In the material below, the lines containing the word "this" are required; copy each of them.

-- Begin Records supplied --

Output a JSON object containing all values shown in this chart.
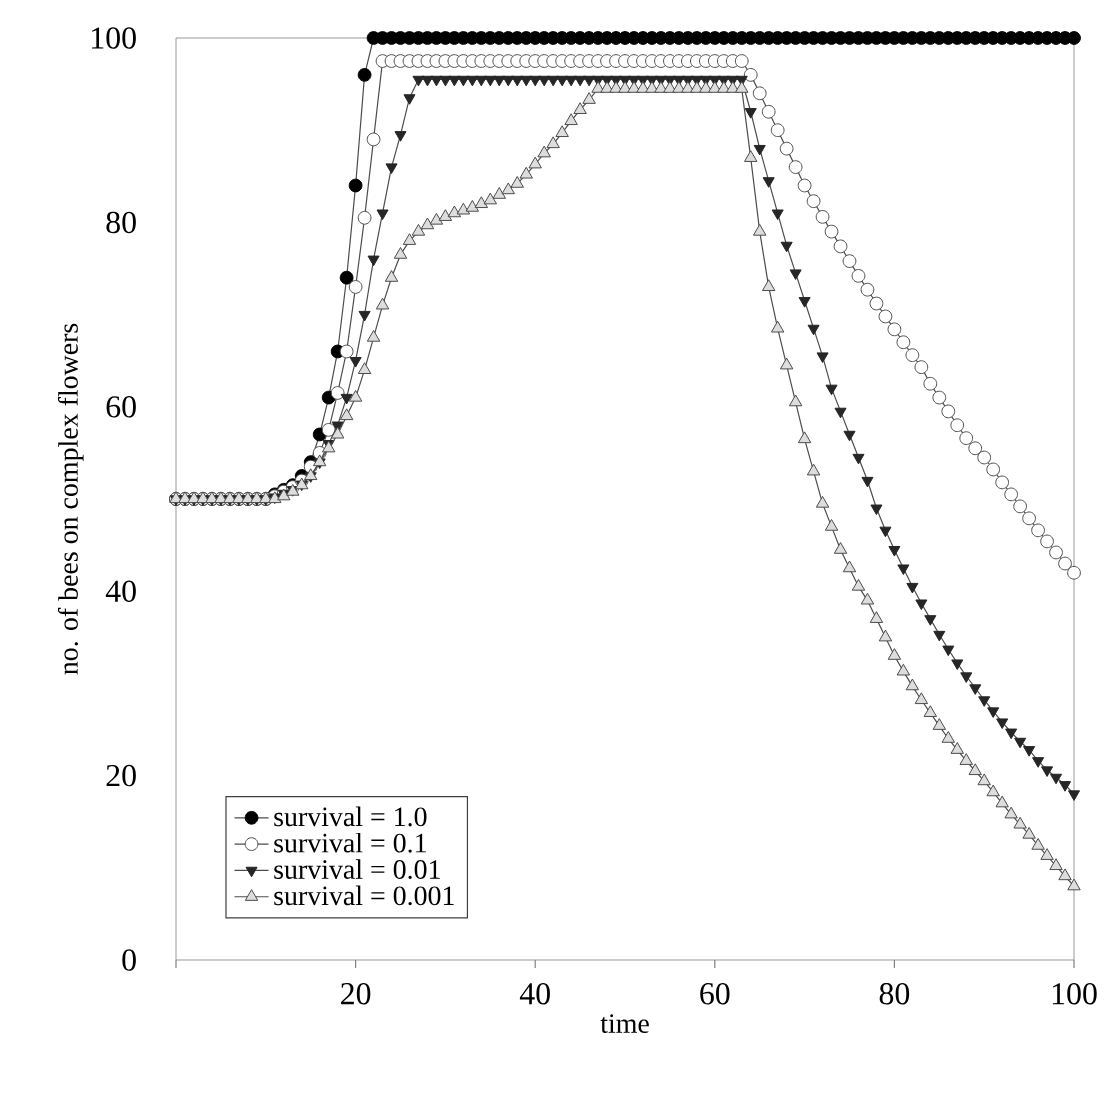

-- End Records supplied --
-- Begin Records supplied --

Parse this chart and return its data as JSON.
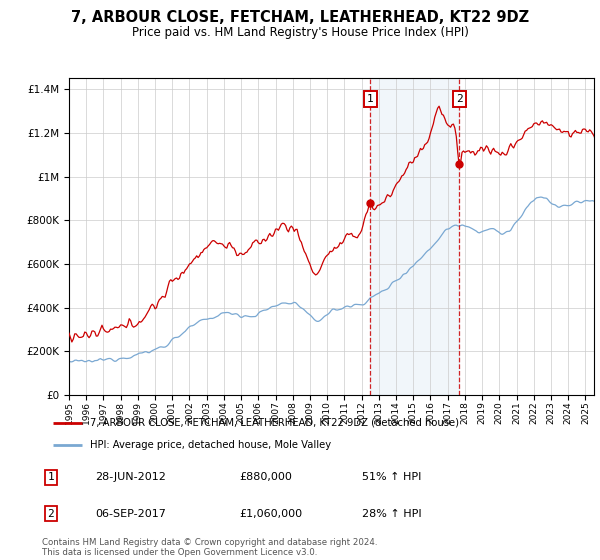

-- End Records supplied --
-- Begin Records supplied --

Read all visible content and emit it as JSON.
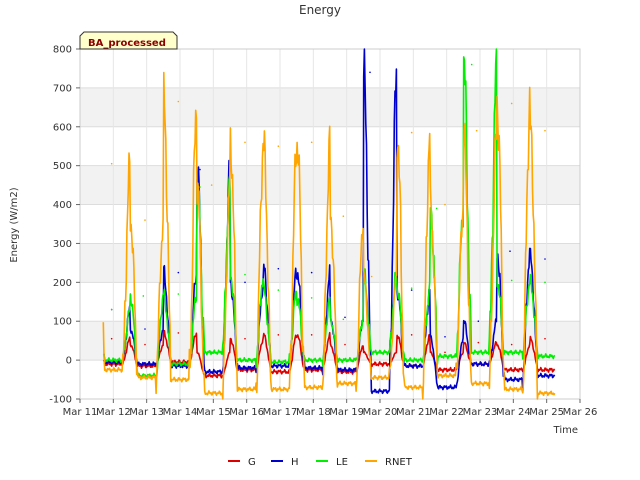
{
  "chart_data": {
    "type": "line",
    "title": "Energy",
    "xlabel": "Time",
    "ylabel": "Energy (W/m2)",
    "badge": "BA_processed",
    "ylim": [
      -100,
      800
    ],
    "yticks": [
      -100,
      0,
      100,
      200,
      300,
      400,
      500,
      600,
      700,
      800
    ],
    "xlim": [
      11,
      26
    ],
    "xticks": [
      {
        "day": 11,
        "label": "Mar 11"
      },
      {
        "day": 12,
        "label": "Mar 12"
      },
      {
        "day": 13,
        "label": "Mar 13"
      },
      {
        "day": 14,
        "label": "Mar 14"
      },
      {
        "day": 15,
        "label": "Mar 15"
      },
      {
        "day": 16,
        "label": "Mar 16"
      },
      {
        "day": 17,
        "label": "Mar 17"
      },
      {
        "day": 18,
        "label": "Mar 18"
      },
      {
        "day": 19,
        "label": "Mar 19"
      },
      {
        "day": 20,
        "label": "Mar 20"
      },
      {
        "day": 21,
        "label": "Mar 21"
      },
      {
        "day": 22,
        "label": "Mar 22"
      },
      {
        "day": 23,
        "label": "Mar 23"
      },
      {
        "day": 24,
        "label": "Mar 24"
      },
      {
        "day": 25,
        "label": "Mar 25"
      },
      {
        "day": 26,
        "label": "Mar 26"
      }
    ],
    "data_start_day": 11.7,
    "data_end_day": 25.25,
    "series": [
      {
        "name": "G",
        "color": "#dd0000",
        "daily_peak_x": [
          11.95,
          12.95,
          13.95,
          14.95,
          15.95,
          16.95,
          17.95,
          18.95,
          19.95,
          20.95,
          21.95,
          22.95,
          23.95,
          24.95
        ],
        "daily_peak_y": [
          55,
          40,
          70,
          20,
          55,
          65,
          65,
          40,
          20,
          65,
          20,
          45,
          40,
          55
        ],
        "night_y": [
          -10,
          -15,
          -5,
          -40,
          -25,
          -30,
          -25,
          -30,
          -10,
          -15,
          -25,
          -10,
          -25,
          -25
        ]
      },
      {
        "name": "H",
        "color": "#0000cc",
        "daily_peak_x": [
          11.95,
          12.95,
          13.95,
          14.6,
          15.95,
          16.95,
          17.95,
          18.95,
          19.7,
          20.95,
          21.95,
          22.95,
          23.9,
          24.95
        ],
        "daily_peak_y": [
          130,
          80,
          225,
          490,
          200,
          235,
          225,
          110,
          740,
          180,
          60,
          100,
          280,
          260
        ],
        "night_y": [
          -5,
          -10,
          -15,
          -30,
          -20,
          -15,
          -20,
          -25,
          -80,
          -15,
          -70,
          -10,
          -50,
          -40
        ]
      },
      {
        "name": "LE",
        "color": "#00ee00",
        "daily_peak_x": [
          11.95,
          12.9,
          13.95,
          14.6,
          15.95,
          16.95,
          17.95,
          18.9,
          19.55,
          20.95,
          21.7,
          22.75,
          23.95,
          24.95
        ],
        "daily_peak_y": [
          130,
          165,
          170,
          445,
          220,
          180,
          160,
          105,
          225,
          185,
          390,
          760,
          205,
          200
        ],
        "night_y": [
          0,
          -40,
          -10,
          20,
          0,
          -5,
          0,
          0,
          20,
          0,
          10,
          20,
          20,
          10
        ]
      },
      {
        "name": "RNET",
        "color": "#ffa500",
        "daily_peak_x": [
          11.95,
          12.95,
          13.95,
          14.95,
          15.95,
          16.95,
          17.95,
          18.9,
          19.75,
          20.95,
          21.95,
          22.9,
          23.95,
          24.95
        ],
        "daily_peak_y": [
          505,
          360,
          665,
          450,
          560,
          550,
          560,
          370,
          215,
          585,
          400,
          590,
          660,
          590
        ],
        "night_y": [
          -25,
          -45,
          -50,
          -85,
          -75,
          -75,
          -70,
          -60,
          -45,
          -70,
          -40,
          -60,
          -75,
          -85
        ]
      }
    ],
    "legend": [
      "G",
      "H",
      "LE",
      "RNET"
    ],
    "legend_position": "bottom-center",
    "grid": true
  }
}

-- End Records supplied --

* _Problem solution_
Output a JSON object containing all values shown in this chart.
Parse this chart and return its data as JSON.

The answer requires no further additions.